(Dataset excerpt)

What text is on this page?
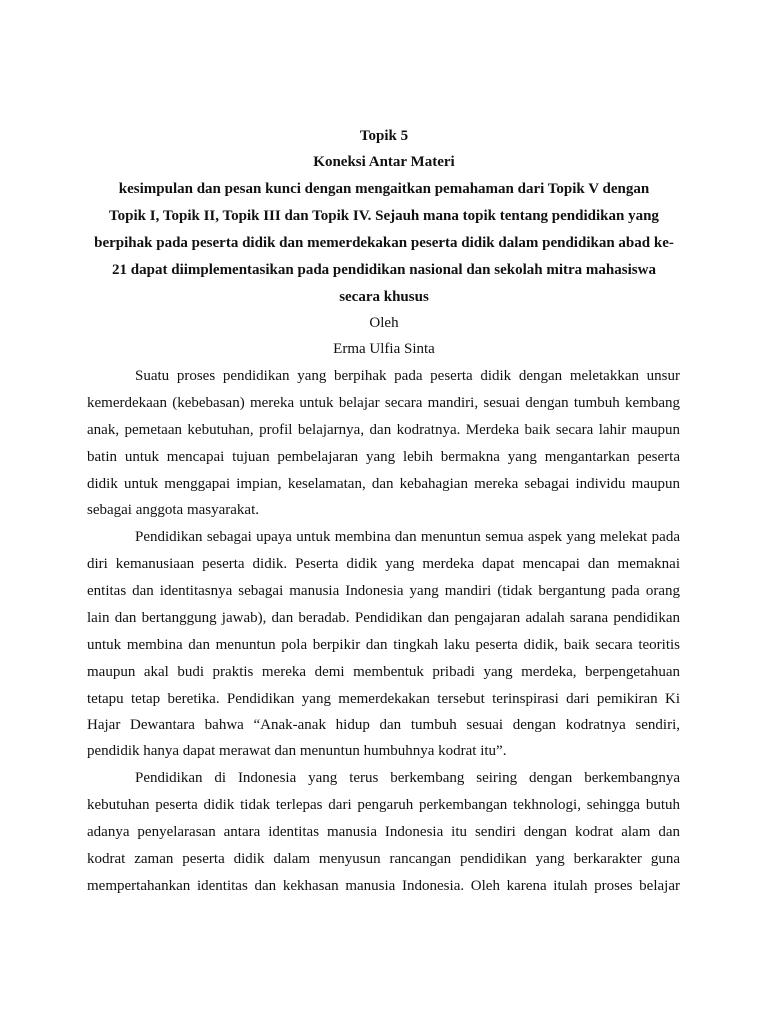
Topik 5
Koneksi Antar Materi
kesimpulan dan pesan kunci dengan mengaitkan pemahaman dari Topik V dengan
Topik I, Topik II, Topik III dan Topik IV. Sejauh mana topik tentang pendidikan yang
berpihak pada peserta didik dan memerdekakan peserta didik dalam pendidikan abad ke-
21 dapat diimplementasikan pada pendidikan nasional dan sekolah mitra mahasiswa
secara khusus
Oleh
Erma Ulfia Sinta
Suatu proses pendidikan yang berpihak pada peserta didik dengan meletakkan unsur
kemerdekaan (kebebasan) mereka untuk belajar secara mandiri, sesuai dengan tumbuh kembang
anak, pemetaan kebutuhan, profil belajarnya, dan kodratnya. Merdeka baik secara lahir maupun
batin untuk mencapai tujuan pembelajaran yang lebih bermakna yang mengantarkan peserta
didik untuk menggapai impian, keselamatan, dan kebahagian mereka sebagai individu maupun
sebagai anggota masyarakat.
Pendidikan sebagai upaya untuk membina dan menuntun semua aspek yang melekat pada
diri kemanusiaan peserta didik. Peserta didik yang merdeka dapat mencapai dan memaknai
entitas dan identitasnya sebagai manusia Indonesia yang mandiri (tidak bergantung pada orang
lain dan bertanggung jawab), dan beradab. Pendidikan dan pengajaran adalah sarana pendidikan
untuk membina dan menuntun pola berpikir dan tingkah laku peserta didik, baik secara teoritis
maupun akal budi praktis mereka demi membentuk pribadi yang merdeka, berpengetahuan
tetapu tetap beretika. Pendidikan yang memerdekakan tersebut terinspirasi dari pemikiran Ki
Hajar Dewantara bahwa “Anak-anak hidup dan tumbuh sesuai dengan kodratnya sendiri,
pendidik hanya dapat merawat dan menuntun humbuhnya kodrat itu”.
Pendidikan di Indonesia yang terus berkembang seiring dengan berkembangnya
kebutuhan peserta didik tidak terlepas dari pengaruh perkembangan tekhnologi, sehingga butuh
adanya penyelarasan antara identitas manusia Indonesia itu sendiri dengan kodrat alam dan
kodrat zaman peserta didik dalam menyusun rancangan pendidikan yang berkarakter guna
mempertahankan identitas dan kekhasan manusia Indonesia. Oleh karena itulah proses belajar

● **Task details**
Pull out every line of the entries that includes the word "Oleh".

● **Output for this task**
Oleh
mempertahankan identitas dan kekhasan manusia Indonesia. Oleh karena itulah proses belajar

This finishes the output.